■ Work to complete ■
Extract each line bearing the word "הגיור".

■ Extracted material ■
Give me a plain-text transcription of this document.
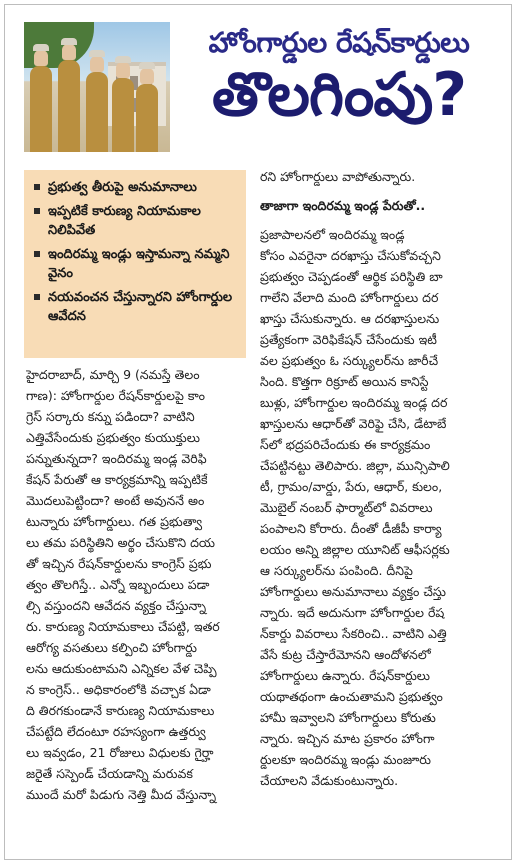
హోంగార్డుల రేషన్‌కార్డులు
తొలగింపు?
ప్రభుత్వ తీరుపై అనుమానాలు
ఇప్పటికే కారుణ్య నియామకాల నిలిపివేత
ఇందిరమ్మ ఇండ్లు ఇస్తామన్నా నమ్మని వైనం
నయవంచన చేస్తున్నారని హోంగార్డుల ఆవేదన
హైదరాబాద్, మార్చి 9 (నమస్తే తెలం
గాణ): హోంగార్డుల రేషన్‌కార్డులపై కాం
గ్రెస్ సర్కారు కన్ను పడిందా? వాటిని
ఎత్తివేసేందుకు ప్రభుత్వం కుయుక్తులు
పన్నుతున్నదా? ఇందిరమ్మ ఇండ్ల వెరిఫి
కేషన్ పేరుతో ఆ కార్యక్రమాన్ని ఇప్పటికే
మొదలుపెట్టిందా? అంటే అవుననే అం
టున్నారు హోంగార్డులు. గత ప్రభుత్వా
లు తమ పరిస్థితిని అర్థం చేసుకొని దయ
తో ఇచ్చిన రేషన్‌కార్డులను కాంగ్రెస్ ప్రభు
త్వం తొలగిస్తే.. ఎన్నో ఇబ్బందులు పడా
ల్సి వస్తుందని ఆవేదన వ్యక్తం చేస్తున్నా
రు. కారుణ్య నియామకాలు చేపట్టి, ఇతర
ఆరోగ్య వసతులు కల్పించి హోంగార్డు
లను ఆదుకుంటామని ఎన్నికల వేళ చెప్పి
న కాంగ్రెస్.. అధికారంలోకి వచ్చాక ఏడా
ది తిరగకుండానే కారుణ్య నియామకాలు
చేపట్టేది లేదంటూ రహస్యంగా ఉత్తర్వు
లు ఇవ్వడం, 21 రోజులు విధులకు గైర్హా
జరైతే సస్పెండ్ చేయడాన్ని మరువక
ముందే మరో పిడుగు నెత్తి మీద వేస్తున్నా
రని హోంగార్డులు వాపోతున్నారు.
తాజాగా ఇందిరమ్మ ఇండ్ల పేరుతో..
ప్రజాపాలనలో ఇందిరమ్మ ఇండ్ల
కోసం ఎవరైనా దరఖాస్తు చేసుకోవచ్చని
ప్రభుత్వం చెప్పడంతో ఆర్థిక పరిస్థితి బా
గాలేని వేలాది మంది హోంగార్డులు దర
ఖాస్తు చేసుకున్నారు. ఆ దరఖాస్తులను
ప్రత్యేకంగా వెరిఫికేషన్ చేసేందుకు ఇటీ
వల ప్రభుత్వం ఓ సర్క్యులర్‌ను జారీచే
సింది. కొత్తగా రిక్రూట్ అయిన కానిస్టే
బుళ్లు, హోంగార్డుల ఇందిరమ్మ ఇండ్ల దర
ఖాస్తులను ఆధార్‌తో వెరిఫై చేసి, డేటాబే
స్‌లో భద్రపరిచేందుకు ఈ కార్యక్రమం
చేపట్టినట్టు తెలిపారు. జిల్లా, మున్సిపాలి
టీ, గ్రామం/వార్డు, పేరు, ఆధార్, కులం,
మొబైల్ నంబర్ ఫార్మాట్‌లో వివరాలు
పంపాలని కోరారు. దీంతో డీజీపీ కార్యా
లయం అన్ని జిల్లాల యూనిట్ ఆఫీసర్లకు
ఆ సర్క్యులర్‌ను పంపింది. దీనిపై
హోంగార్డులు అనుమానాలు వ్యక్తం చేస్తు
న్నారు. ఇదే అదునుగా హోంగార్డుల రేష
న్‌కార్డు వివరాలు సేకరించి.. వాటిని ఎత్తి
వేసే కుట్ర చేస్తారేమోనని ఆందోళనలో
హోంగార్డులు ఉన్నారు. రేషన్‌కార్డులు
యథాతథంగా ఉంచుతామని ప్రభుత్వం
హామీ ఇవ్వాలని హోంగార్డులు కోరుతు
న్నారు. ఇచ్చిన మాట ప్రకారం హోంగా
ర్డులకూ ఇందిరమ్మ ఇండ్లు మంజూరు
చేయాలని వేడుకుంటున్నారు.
--
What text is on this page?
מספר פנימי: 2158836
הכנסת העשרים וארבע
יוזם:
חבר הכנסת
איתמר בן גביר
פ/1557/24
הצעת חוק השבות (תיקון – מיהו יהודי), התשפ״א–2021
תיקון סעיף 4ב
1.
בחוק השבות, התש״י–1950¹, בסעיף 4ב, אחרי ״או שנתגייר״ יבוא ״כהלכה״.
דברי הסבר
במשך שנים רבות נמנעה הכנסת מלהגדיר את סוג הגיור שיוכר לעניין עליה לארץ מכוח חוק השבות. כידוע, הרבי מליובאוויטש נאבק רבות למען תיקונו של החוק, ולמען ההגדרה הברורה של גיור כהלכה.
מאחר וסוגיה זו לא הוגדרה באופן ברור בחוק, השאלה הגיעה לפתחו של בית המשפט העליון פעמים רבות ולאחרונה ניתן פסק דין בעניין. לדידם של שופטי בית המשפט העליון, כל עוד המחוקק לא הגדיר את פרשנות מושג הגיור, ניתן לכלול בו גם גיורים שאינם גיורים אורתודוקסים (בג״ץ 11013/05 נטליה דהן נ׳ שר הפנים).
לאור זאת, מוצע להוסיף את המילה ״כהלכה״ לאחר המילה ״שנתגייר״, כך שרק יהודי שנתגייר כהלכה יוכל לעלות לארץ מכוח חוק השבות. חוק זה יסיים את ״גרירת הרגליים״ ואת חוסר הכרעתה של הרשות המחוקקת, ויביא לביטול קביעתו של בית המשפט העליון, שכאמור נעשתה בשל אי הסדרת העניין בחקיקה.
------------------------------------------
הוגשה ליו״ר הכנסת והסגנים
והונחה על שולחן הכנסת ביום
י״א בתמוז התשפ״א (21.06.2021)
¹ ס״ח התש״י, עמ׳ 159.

■ Worked solution ■
במשך שנים רבות נמנעה הכנסת מלהגדיר את סוג הגיור שיוכר לעניין עליה לארץ מכוח חוק השבות. כידוע, הרבי מליובאוויטש נאבק רבות למען תיקונו של החוק, ולמען ההגדרה הברורה של גיור כהלכה.
מאחר וסוגיה זו לא הוגדרה באופן ברור בחוק, השאלה הגיעה לפתחו של בית המשפט העליון פעמים רבות ולאחרונה ניתן פסק דין בעניין. לדידם של שופטי בית המשפט העליון, כל עוד המחוקק לא הגדיר את פרשנות מושג הגיור, ניתן לכלול בו גם גיורים שאינם גיורים אורתודוקסים (בג״ץ 11013/05 נטליה דהן נ׳ שר הפנים).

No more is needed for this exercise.